REQUIRED ACTIONS:
(a) Summarize the RAID passage in three sentences.
(b) Retype the records from their first line through the line containing "top-banner: Confidential <box>0", inclusive.

TEXT EXTRACT:

■ ■ ■ ■ ■

Figure 9.4 shows a RAID 5 configuration. The application issues a single write request that consists of data in buffers 1, 2, and 3. This data ends up on different disks. RAID 5 also computes a parity that encompasses all three buffers, and this parity (P1) is written to yet another disk that is different from the disk where data buffers 1, 2, and 3 are written. Similarly, data buffers 4, 5, and 6 are written to different disks, and the parity corresponding to these buffers is called P2; buffers 7, 8, and 9 are also written to different disks, and the parity corresponding to these buffers is called P3; and so on. Note that unlike RAID 3, the parity is also sprayed across different disks and not confined to a single disk.

RAID 5 offers a good balance between performance and data protection. With RAID 5, read operations can be handled in parallel by multiple disks. Write operations typically involve at least two disks ”one for data and one for parity. RAID 5 is the most commonly used scheme in practice. RAID 5 requires the use of at least three drives. It also requires some effort to rebuild when a drive goes bad and needs to be replaced .

9.1.7 Dual-Level RAID

Dual-level RAID is also sometimes referred to as hybrid RAID . Dual-level RAID schemes combine the basic RAID implementations in different ways, attempting to preserve and build on the advantages, while minimizing the drawbacks. We will look briefly at RAID 10, RAID 30, and RAID 50.

■ ■ ■ ■ ■

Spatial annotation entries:
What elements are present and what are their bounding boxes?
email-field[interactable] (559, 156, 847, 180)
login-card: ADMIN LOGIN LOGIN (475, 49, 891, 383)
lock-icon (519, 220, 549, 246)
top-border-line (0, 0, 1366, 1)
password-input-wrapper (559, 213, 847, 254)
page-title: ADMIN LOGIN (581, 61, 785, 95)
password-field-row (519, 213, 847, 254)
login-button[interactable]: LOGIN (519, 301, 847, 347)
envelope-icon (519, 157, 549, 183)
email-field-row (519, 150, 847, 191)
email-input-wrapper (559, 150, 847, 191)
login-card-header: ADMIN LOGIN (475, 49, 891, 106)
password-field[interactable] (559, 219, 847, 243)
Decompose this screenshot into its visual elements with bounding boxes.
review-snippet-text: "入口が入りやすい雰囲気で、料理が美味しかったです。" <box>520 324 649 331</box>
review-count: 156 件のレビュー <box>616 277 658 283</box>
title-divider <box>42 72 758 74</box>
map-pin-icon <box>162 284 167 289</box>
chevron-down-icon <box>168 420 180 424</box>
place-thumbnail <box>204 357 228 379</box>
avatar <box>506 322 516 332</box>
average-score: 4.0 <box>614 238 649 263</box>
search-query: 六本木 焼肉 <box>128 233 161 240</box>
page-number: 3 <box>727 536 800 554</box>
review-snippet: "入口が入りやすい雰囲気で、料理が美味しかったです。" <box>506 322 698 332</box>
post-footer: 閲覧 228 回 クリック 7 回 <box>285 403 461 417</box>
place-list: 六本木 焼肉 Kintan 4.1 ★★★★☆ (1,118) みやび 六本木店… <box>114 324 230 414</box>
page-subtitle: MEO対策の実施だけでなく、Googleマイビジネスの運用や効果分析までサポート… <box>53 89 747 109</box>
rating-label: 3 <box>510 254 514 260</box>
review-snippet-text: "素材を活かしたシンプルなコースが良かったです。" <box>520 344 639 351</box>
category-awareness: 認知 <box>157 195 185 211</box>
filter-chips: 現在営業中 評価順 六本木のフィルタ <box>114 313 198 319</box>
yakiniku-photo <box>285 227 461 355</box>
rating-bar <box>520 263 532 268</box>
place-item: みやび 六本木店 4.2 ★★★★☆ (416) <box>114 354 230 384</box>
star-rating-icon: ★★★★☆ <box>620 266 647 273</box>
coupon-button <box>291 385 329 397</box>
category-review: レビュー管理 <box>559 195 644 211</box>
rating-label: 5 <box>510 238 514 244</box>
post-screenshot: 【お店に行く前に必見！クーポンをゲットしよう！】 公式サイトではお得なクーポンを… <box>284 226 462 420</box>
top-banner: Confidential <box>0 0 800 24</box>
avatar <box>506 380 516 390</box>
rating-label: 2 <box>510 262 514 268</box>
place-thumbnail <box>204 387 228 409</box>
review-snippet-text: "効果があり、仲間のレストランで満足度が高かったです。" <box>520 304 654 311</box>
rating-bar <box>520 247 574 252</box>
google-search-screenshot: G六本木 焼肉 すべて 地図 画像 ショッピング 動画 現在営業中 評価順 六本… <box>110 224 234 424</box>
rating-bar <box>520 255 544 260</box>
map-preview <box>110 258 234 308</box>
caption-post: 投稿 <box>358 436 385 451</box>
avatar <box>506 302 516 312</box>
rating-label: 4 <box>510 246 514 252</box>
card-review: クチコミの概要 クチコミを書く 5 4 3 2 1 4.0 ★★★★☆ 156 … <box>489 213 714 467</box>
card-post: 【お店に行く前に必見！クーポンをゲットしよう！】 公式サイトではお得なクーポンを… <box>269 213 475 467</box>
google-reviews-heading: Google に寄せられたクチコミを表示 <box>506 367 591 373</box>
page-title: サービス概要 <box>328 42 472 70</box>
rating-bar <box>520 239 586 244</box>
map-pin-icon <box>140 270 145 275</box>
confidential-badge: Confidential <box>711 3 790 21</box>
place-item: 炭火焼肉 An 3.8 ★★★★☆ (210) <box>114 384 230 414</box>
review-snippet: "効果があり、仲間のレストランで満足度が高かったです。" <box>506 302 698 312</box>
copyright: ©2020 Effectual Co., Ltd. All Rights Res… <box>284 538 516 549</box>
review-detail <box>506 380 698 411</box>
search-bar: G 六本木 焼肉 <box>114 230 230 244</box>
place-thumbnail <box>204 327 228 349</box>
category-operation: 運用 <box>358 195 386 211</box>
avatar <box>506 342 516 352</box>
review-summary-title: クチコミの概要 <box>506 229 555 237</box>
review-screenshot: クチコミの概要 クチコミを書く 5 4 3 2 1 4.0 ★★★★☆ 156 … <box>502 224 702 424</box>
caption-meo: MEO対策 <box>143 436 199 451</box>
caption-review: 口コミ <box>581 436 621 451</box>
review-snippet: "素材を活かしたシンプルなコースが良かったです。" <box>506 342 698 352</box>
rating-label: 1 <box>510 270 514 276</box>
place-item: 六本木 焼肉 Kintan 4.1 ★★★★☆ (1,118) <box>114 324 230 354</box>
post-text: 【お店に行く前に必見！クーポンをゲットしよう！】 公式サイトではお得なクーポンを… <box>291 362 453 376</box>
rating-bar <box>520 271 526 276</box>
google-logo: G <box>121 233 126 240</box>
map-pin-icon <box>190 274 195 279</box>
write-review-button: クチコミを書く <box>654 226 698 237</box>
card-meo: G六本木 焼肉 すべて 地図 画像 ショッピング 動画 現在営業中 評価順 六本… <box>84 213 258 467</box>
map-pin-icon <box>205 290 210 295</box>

■ ■ ■ ■ ■

RESPONSES:
(a) In RAID 5, the data from a single write request is spread across different disks, and a parity computed for each group of buffers is written to yet another disk, so that, unlike in RAID 3, parity is distributed across disks rather than confined to one. RAID 5 offers a good balance between performance and data protection and is the most commonly used scheme in practice, though it requires at least three drives and some effort to rebuild when a failed drive is replaced. Dual-level, or hybrid, RAID schemes combine the basic RAID implementations in different ways to preserve their advantages while minimizing their drawbacks.

(b)
What elements are present and what are their bounding boxes?
email-field[interactable] (559, 156, 847, 180)
login-card: ADMIN LOGIN LOGIN (475, 49, 891, 383)
lock-icon (519, 220, 549, 246)
top-border-line (0, 0, 1366, 1)
password-input-wrapper (559, 213, 847, 254)
page-title: ADMIN LOGIN (581, 61, 785, 95)
password-field-row (519, 213, 847, 254)
login-button[interactable]: LOGIN (519, 301, 847, 347)
envelope-icon (519, 157, 549, 183)
email-field-row (519, 150, 847, 191)
email-input-wrapper (559, 150, 847, 191)
login-card-header: ADMIN LOGIN (475, 49, 891, 106)
password-field[interactable] (559, 219, 847, 243)
Decompose this screenshot into its visual elements with bounding boxes.
review-snippet-text: "入口が入りやすい雰囲気で、料理が美味しかったです。" <box>520 324 649 331</box>
review-count: 156 件のレビュー <box>616 277 658 283</box>
title-divider <box>42 72 758 74</box>
map-pin-icon <box>162 284 167 289</box>
chevron-down-icon <box>168 420 180 424</box>
place-thumbnail <box>204 357 228 379</box>
avatar <box>506 322 516 332</box>
average-score: 4.0 <box>614 238 649 263</box>
search-query: 六本木 焼肉 <box>128 233 161 240</box>
page-number: 3 <box>727 536 800 554</box>
review-snippet: "入口が入りやすい雰囲気で、料理が美味しかったです。" <box>506 322 698 332</box>
post-footer: 閲覧 228 回 クリック 7 回 <box>285 403 461 417</box>
place-list: 六本木 焼肉 Kintan 4.1 ★★★★☆ (1,118) みやび 六本木店… <box>114 324 230 414</box>
page-subtitle: MEO対策の実施だけでなく、Googleマイビジネスの運用や効果分析までサポート… <box>53 89 747 109</box>
rating-label: 3 <box>510 254 514 260</box>
review-snippet-text: "素材を活かしたシンプルなコースが良かったです。" <box>520 344 639 351</box>
category-awareness: 認知 <box>157 195 185 211</box>
filter-chips: 現在営業中 評価順 六本木のフィルタ <box>114 313 198 319</box>
yakiniku-photo <box>285 227 461 355</box>
rating-bar <box>520 263 532 268</box>
place-item: みやび 六本木店 4.2 ★★★★☆ (416) <box>114 354 230 384</box>
star-rating-icon: ★★★★☆ <box>620 266 647 273</box>
coupon-button <box>291 385 329 397</box>
category-review: レビュー管理 <box>559 195 644 211</box>
rating-label: 5 <box>510 238 514 244</box>
post-screenshot: 【お店に行く前に必見！クーポンをゲットしよう！】 公式サイトではお得なクーポンを… <box>284 226 462 420</box>
top-banner: Confidential <box>0 0 800 24</box>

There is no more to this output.